_Excerpted passage_:
---+---

Robin Murphy directs the Center for Robot-Assisted Search and Rescue at Texas A&M University. She contributed this article to Space.com's Expert Voices: Op-Ed & Insights.

Hurricane Katrina saw the first deployment of drones in a disaster, setting the stage for such drone deployments worldwide — from the Fukushima Daiichi nuclear accident to the Nepal earthquake. The hurricane was a landmark for drone technologies, pivotal in their development for emergencies.

Katrina also contributed to policy changes that affect how drones deploy in disasters: Military equipment is now easier to deploy — but when the U.S. Federal Aviation Administration (FAA) "clarified" the certificate of authorization requirement for drones in 2006, they created restrictions for civilian flights that remain controversial to this day.

An evolution in flight?

The last decade has seen an evolution in small unmanned aerial vehicles (or UAVs, the preferred name agencies use for civilian, as opposed to military, drones). This is especially true for rotorcraft, which have gone from miniature helicopters to multirotor systems that are less mechanically complex, easier to control and more compact than the radio-controlled helicopters that explored the aftermath of Katrina.

Even bigger, but less visible, are changes to software and user interfaces, particularly for controlling UAVs, image quality. And, software now turns images into maps that are more accurate than satellite imagery and 3D reconstructions, letting responders see a disaster from any angle, like in a video game.

What hasn't changed is that federal, state and local urban search-and-rescue teams still don't own UAVs or routinely use them — nor do they have clear procedures for deployment.

---+---

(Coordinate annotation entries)
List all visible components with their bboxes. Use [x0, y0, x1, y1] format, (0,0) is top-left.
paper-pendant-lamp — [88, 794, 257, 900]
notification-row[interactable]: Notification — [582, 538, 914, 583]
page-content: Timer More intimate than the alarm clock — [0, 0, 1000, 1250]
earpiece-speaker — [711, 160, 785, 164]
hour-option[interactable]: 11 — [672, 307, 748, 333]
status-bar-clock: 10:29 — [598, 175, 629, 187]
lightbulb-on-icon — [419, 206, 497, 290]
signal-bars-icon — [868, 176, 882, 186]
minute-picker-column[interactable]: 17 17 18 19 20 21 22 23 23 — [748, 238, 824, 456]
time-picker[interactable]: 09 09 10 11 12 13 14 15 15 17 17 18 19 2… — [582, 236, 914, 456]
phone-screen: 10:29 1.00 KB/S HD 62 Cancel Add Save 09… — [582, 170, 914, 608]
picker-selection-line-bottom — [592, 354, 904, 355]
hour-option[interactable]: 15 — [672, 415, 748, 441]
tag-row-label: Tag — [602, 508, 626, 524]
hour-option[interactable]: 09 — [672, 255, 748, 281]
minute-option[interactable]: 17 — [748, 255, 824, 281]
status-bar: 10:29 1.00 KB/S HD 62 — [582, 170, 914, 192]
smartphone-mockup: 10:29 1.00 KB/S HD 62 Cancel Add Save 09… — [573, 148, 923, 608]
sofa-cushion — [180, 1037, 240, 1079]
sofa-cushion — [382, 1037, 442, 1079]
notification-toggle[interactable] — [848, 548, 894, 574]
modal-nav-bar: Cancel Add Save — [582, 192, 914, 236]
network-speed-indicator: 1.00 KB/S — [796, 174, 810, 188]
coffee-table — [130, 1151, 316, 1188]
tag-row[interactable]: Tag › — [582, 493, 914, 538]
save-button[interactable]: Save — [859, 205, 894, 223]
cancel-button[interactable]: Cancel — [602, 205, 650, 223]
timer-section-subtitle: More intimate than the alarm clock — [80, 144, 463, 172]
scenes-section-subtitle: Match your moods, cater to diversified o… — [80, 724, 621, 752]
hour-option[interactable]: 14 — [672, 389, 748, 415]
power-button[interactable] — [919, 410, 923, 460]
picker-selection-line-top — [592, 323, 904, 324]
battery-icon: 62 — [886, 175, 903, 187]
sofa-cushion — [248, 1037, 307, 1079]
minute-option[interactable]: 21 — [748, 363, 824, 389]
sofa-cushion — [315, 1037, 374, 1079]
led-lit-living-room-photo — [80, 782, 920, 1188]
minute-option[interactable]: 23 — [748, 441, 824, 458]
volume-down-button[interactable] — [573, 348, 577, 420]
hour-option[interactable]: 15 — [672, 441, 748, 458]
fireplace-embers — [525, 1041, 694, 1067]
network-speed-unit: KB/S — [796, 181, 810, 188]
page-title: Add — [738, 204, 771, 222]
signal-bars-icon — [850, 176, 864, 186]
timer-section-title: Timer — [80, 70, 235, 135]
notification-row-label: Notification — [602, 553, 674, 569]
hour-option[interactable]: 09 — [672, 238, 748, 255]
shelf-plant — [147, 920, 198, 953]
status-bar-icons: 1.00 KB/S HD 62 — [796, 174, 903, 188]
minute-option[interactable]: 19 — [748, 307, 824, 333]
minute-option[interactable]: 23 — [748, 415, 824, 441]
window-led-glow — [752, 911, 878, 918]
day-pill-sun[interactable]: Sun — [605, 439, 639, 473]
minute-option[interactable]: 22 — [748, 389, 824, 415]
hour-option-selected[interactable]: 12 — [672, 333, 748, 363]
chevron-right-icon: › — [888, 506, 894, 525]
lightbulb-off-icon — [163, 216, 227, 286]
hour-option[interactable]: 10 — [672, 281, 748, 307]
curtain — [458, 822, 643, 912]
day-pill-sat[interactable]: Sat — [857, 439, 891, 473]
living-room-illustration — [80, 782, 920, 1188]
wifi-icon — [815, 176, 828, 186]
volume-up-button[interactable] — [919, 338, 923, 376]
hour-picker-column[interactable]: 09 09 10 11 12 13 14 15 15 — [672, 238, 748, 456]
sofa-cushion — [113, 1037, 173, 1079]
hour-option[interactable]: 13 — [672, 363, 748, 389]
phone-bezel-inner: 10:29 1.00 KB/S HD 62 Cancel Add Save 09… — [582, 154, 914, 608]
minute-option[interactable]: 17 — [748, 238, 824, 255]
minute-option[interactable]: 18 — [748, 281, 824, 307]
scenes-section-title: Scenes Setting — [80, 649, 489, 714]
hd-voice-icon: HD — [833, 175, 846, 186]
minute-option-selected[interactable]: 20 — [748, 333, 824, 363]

---+---

_Written task 1_: How would you put this sentence from the passage on disaster drones into Spanish: "What hasn't changed is that federal, state and local urban search-and-rescue teams still don't own UAVs or routinely use them — nor do they have clear procedures for deployment."?
_Written task 2_: How many lines of the entries contain the string "status", with case mattering? Reply with the number alone.

_Final answer 1_: Lo que no ha cambiado es que los equipos federales, estatales y locales de búsqueda y rescate urbano todavía no poseen UAV ni los usan de forma habitual, y tampoco cuentan con procedimientos claros para su despliegue.

_Final answer 2_: 3